GIVEN TASK
Render the listing below as a Markdown table with the columns Row and Line, from its first line through the line that contains "bar xyxy=(825,481,915,513)", inclusive. Give each line its own numbered row, and leave out blank lines.

PROVIDED DATA
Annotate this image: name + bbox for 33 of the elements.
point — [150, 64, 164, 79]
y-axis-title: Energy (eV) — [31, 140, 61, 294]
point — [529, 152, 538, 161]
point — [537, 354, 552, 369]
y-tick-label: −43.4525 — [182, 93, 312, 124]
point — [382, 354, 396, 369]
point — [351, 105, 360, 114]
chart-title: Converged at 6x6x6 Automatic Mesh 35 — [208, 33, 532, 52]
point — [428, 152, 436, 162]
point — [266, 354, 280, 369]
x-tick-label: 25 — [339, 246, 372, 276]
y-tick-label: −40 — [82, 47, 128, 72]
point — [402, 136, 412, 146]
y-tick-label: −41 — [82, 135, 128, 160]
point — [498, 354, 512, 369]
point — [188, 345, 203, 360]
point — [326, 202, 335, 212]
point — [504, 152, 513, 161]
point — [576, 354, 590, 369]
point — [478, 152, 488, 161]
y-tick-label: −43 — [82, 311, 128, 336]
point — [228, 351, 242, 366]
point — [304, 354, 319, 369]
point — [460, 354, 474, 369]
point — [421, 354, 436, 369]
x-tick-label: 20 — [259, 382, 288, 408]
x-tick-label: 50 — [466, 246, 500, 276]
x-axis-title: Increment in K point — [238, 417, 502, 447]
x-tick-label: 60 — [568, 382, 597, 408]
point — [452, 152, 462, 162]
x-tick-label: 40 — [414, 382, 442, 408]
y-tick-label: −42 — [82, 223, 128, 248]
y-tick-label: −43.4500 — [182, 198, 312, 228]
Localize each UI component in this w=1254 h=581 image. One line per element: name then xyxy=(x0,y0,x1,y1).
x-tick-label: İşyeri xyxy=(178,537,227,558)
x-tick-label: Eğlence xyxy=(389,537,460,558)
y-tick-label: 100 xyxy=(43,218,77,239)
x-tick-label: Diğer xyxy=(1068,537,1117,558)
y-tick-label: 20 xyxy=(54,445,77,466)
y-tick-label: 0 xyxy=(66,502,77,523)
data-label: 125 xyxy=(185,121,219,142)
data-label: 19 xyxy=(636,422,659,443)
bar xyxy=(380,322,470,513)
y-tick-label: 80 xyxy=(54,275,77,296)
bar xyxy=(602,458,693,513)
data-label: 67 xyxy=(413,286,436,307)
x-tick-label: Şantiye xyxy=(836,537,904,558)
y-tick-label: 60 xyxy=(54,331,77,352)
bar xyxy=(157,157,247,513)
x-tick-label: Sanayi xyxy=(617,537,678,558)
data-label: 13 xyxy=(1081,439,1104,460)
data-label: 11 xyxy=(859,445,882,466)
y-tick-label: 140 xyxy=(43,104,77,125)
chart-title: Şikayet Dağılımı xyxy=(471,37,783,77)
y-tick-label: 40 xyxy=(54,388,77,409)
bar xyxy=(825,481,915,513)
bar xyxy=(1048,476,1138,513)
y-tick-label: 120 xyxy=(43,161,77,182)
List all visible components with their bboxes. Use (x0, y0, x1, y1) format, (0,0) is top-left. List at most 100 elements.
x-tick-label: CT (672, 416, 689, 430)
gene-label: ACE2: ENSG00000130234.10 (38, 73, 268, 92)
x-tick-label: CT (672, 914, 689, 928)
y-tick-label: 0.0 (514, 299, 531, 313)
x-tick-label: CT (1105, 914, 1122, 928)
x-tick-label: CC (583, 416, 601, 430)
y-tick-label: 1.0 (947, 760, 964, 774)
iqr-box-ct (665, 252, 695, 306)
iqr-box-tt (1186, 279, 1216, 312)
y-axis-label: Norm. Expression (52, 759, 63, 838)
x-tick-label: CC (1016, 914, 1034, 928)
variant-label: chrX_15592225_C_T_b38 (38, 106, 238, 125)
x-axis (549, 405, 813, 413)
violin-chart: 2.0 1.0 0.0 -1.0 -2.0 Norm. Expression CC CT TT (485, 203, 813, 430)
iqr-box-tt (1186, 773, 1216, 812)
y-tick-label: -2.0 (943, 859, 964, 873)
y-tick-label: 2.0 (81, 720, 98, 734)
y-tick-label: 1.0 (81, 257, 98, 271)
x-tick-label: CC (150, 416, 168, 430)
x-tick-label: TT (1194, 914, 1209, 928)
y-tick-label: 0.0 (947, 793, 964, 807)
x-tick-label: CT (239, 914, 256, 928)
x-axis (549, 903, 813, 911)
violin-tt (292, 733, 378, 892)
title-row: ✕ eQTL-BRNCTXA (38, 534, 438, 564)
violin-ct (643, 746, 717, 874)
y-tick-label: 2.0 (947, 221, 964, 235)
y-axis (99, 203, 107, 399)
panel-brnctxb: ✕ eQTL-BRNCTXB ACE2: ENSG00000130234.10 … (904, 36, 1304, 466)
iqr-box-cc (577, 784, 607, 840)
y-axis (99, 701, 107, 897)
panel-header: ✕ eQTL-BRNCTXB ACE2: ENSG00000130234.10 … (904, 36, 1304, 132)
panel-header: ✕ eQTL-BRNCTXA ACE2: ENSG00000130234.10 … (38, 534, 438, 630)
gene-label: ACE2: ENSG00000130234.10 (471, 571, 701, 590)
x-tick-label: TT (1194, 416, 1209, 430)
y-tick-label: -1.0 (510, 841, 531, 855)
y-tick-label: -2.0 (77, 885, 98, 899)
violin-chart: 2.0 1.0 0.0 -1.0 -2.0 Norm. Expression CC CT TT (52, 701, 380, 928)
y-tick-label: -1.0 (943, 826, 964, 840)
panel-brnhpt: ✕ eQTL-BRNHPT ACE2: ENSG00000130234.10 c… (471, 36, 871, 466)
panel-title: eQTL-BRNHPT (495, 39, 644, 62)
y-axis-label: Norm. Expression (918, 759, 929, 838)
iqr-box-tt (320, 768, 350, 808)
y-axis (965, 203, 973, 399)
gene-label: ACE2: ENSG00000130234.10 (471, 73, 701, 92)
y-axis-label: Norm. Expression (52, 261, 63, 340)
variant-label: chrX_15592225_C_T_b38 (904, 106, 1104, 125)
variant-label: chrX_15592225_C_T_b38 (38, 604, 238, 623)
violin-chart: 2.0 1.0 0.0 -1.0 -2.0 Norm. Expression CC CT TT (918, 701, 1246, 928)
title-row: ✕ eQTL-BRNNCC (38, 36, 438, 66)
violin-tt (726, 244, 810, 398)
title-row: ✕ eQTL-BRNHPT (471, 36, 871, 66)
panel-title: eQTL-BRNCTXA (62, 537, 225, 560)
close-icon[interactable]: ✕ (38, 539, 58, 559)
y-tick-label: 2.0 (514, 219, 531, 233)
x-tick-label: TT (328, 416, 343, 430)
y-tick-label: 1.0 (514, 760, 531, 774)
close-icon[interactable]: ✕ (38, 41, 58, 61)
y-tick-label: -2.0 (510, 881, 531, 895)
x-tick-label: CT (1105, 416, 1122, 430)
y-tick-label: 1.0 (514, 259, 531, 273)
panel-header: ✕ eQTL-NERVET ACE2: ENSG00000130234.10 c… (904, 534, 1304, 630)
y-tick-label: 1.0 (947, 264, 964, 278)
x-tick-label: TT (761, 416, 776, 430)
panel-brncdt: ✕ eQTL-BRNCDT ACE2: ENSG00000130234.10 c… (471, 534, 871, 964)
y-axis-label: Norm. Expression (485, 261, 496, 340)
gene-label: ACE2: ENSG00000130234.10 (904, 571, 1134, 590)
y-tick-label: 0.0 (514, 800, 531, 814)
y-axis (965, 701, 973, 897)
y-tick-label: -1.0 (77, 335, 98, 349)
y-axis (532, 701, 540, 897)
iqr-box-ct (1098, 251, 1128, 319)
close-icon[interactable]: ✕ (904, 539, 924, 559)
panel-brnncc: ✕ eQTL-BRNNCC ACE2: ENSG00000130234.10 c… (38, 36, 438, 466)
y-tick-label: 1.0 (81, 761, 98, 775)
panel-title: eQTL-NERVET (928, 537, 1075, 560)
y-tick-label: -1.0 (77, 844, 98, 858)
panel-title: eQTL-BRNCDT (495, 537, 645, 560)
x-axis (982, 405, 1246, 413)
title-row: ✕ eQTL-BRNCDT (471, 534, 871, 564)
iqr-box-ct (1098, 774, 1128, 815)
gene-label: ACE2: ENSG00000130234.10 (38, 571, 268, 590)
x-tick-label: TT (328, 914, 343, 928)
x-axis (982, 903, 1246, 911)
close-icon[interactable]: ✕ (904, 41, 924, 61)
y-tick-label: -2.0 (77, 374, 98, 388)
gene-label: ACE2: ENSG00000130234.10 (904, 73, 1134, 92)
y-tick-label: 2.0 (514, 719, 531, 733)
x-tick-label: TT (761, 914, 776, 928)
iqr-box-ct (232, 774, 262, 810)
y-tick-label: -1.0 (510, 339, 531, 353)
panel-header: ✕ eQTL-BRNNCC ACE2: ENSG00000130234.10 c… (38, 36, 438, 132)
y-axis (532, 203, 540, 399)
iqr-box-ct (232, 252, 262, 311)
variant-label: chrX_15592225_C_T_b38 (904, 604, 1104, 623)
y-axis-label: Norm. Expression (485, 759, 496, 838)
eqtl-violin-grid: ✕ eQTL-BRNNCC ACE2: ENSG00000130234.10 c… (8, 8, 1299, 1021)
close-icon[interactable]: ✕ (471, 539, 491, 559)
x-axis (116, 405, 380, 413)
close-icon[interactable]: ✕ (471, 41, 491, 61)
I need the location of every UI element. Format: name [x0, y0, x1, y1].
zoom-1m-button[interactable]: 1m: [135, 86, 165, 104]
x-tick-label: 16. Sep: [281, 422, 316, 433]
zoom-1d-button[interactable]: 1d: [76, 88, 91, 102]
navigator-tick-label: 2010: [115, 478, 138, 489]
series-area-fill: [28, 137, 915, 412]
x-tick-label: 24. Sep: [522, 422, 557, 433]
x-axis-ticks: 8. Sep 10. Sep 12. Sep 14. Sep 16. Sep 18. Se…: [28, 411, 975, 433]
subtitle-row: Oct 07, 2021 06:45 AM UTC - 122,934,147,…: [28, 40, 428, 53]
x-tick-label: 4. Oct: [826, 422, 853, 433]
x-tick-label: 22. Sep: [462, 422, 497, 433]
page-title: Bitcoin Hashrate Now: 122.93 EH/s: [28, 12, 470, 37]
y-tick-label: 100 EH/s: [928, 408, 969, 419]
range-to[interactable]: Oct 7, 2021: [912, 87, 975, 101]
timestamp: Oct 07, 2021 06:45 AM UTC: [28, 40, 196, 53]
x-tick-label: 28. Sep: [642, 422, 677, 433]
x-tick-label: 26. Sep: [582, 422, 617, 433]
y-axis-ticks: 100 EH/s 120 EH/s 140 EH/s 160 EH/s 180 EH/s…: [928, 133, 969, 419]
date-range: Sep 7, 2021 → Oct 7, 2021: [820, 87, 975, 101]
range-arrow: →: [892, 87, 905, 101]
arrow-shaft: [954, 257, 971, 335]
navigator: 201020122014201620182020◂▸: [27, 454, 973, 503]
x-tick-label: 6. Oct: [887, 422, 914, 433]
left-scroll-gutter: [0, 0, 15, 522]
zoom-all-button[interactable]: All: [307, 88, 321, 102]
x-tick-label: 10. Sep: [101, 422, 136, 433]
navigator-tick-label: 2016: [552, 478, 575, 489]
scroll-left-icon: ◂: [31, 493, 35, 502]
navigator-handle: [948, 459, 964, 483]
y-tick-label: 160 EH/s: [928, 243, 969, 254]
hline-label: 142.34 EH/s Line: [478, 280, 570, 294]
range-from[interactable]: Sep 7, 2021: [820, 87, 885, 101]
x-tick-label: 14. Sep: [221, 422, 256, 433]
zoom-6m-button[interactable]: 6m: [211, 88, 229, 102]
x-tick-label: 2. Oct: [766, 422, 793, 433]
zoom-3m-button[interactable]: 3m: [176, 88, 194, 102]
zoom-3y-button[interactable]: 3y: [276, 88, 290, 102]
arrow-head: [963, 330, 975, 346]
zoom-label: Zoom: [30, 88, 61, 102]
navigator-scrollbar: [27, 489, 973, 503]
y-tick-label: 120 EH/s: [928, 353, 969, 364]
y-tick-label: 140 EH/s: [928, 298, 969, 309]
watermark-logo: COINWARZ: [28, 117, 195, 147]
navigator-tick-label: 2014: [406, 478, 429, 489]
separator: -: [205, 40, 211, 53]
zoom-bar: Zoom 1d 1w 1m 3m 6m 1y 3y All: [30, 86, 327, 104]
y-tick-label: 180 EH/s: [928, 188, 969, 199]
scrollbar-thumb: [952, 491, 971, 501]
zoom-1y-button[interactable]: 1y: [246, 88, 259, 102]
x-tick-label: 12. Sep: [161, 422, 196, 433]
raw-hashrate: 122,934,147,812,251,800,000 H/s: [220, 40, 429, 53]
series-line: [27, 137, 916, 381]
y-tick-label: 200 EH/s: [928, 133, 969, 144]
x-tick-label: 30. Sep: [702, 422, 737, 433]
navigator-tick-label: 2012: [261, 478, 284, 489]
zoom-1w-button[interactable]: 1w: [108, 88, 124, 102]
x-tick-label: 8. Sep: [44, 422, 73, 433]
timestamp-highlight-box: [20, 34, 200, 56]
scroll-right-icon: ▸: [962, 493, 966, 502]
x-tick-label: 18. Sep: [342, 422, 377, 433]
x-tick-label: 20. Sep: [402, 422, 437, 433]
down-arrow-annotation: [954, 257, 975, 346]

TASK SOLUTION
| Row | Line |
|---|---|
| 1 | Annotate this image: name + bbox for 33 of the elements. |
| 2 | point — [150, 64, 164, 79] |
| 3 | y-axis-title: Energy (eV) — [31, 140, 61, 294] |
| 4 | point — [529, 152, 538, 161] |
| 5 | point — [537, 354, 552, 369] |
| 6 | y-tick-label: −43.4525 — [182, 93, 312, 124] |
| 7 | point — [382, 354, 396, 369] |
| 8 | point — [351, 105, 360, 114] |
| 9 | chart-title: Converged at 6x6x6 Automatic Mesh 35 — [208, 33, 532, 52] |
| 10 | point — [428, 152, 436, 162] |
| 11 | point — [266, 354, 280, 369] |
| 12 | x-tick-label: 25 — [339, 246, 372, 276] |
| 13 | y-tick-label: −40 — [82, 47, 128, 72] |
| 14 | point — [402, 136, 412, 146] |
| 15 | y-tick-label: −41 — [82, 135, 128, 160] |
| 16 | point — [498, 354, 512, 369] |
| 17 | point — [188, 345, 203, 360] |
| 18 | point — [326, 202, 335, 212] |
| 19 | point — [504, 152, 513, 161] |
| 20 | point — [576, 354, 590, 369] |
| 21 | point — [478, 152, 488, 161] |
| 22 | y-tick-label: −43 — [82, 311, 128, 336] |
| 23 | point — [228, 351, 242, 366] |
| 24 | point — [304, 354, 319, 369] |
| 25 | point — [460, 354, 474, 369] |
| 26 | point — [421, 354, 436, 369] |
| 27 | x-tick-label: 20 — [259, 382, 288, 408] |
| 28 | x-tick-label: 50 — [466, 246, 500, 276] |
| 29 | x-axis-title: Increment in K point — [238, 417, 502, 447] |
| 30 | x-tick-label: 60 — [568, 382, 597, 408] |
| 31 | point — [452, 152, 462, 162] |
| 32 | x-tick-label: 40 — [414, 382, 442, 408] |
| 33 | y-tick-label: −42 — [82, 223, 128, 248] |
| 34 | y-tick-label: −43.4500 — [182, 198, 312, 228] |
| 35 | Localize each UI component in this w=1254 h=581 image. One line per element: name then xyxy=(x0,y0,x1,y1). |
| 36 | x-tick-label: İşyeri xyxy=(178,537,227,558) |
| 37 | x-tick-label: Eğlence xyxy=(389,537,460,558) |
| 38 | y-tick-label: 100 xyxy=(43,218,77,239) |
| 39 | x-tick-label: Diğer xyxy=(1068,537,1117,558) |
| 40 | y-tick-label: 20 xyxy=(54,445,77,466) |
| 41 | y-tick-label: 0 xyxy=(66,502,77,523) |
| 42 | data-label: 125 xyxy=(185,121,219,142) |
| 43 | data-label: 19 xyxy=(636,422,659,443) |
| 44 | bar xyxy=(380,322,470,513) |
| 45 | y-tick-label: 80 xyxy=(54,275,77,296) |
| 46 | bar xyxy=(602,458,693,513) |
| 47 | data-label: 67 xyxy=(413,286,436,307) |
| 48 | x-tick-label: Şantiye xyxy=(836,537,904,558) |
| 49 | y-tick-label: 60 xyxy=(54,331,77,352) |
| 50 | bar xyxy=(157,157,247,513) |
| 51 | x-tick-label: Sanayi xyxy=(617,537,678,558) |
| 52 | data-label: 13 xyxy=(1081,439,1104,460) |
| 53 | data-label: 11 xyxy=(859,445,882,466) |
| 54 | y-tick-label: 140 xyxy=(43,104,77,125) |
| 55 | chart-title: Şikayet Dağılımı xyxy=(471,37,783,77) |
| 56 | y-tick-label: 40 xyxy=(54,388,77,409) |
| 57 | bar xyxy=(825,481,915,513) |